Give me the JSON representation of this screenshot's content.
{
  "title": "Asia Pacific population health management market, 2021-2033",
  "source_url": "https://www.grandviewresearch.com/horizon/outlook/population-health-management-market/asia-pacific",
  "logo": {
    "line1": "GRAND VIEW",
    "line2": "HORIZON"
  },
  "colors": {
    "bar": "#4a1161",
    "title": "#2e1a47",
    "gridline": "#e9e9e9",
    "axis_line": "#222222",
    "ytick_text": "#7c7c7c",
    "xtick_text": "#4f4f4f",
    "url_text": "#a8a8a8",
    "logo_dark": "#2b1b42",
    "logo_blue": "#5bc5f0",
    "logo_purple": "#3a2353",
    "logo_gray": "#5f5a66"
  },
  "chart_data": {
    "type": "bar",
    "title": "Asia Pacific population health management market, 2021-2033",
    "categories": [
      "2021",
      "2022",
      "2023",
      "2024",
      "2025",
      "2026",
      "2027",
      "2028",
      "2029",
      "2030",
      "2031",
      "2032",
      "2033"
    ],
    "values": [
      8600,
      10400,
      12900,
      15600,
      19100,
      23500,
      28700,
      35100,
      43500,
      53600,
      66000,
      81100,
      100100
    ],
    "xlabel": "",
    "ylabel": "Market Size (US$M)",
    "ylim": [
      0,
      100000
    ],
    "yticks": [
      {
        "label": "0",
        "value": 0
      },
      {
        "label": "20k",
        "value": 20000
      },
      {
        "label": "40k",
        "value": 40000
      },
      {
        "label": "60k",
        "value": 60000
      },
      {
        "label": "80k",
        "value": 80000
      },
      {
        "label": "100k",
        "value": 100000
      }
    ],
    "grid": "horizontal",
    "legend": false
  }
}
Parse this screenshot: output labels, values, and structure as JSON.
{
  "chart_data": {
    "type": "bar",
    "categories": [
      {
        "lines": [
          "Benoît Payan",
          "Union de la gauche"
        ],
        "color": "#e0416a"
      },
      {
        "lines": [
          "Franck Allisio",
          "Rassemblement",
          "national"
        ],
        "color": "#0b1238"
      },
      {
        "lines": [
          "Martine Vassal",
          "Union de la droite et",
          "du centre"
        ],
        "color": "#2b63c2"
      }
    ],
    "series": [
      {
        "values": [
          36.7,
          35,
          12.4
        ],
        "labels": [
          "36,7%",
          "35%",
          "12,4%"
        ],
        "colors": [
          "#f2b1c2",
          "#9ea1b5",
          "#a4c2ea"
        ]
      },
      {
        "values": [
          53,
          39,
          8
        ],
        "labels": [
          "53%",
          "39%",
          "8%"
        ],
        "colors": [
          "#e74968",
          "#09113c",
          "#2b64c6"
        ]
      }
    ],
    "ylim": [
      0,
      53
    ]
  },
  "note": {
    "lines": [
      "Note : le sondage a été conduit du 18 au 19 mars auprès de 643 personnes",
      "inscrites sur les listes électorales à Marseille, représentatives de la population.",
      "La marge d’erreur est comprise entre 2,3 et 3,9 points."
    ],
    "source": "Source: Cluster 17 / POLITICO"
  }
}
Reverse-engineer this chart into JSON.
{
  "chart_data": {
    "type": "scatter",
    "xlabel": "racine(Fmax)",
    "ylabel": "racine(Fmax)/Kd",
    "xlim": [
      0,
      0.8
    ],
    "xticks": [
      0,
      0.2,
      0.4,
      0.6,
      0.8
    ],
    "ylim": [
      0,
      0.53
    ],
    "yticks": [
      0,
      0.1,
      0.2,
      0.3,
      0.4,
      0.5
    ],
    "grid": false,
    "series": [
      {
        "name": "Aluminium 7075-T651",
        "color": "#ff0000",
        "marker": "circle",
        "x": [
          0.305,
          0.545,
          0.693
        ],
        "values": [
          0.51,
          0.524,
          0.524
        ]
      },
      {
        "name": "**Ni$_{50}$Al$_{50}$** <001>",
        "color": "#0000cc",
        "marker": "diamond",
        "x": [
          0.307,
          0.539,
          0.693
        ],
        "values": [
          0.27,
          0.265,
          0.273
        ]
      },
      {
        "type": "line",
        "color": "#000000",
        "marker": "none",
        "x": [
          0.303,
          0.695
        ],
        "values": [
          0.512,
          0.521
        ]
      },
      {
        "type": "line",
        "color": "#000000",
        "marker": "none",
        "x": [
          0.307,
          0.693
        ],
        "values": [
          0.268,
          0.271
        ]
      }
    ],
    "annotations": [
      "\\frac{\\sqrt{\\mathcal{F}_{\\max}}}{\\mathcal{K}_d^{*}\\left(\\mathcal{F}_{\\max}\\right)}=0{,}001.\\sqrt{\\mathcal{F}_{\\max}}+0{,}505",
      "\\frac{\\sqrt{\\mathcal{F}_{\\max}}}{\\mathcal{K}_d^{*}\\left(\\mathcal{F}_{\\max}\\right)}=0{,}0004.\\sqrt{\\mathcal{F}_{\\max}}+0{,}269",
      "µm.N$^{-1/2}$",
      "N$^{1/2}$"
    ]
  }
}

→ TASK INSTRUCTIONS
Look over the listing. Pull out every line with the string "Union" in it.

→ RESULT FOR THIS EXERCISE
          "Union de la gauche"
          "Union de la droite et",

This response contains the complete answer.